Aim of the task — Return every line of the data below that includes the string "values".

Figure dataset records:
● ● ● ● ●

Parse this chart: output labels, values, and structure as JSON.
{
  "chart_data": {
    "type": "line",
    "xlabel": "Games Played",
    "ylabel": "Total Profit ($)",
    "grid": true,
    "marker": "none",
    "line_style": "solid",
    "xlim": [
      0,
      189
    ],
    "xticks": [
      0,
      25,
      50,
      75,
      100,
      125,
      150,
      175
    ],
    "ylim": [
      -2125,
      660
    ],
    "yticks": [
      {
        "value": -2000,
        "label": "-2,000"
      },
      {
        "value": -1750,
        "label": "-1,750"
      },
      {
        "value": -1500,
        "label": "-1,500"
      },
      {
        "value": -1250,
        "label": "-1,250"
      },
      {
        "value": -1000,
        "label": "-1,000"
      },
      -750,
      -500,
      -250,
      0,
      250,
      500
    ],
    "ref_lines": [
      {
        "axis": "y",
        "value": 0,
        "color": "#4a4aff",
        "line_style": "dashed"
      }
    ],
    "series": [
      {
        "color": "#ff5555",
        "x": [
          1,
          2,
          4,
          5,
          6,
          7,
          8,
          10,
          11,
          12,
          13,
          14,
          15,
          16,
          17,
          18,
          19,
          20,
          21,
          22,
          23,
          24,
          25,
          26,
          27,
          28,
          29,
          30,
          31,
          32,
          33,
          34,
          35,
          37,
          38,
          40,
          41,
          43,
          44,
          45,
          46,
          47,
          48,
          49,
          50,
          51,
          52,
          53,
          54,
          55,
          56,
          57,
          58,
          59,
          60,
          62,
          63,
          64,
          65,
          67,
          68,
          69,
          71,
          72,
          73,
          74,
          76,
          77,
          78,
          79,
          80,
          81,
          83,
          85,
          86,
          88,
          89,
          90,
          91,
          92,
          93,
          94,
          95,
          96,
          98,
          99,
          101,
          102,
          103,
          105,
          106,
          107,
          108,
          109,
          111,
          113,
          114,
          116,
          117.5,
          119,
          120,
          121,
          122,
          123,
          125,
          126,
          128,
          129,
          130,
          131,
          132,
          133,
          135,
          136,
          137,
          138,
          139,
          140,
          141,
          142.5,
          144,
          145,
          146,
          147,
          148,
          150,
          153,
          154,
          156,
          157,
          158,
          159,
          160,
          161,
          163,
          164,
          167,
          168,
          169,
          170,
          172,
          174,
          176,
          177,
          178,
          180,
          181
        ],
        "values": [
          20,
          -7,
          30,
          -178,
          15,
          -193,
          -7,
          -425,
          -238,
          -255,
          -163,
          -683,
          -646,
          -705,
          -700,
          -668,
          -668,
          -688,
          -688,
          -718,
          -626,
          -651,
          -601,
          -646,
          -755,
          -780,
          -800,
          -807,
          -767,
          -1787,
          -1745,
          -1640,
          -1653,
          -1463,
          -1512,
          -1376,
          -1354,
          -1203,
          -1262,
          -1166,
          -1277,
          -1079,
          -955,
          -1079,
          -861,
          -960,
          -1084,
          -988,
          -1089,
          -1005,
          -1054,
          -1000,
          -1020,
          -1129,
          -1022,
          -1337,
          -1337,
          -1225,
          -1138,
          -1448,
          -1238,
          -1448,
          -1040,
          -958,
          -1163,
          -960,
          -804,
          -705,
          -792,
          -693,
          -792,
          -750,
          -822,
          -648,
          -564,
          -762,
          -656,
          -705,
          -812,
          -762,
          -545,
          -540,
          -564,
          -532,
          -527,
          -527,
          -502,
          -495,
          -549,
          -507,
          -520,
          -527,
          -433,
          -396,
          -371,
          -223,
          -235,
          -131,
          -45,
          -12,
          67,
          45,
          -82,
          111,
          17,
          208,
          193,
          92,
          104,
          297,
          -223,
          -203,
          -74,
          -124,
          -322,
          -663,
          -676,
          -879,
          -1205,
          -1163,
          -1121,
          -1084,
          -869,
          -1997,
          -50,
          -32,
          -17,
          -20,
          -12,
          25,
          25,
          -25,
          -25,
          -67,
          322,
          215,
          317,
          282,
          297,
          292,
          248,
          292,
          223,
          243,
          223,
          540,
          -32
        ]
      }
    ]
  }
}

● ● ● ● ●

Output below —
Parse this chart: output labels, values, and structure as JSON.
        "values": [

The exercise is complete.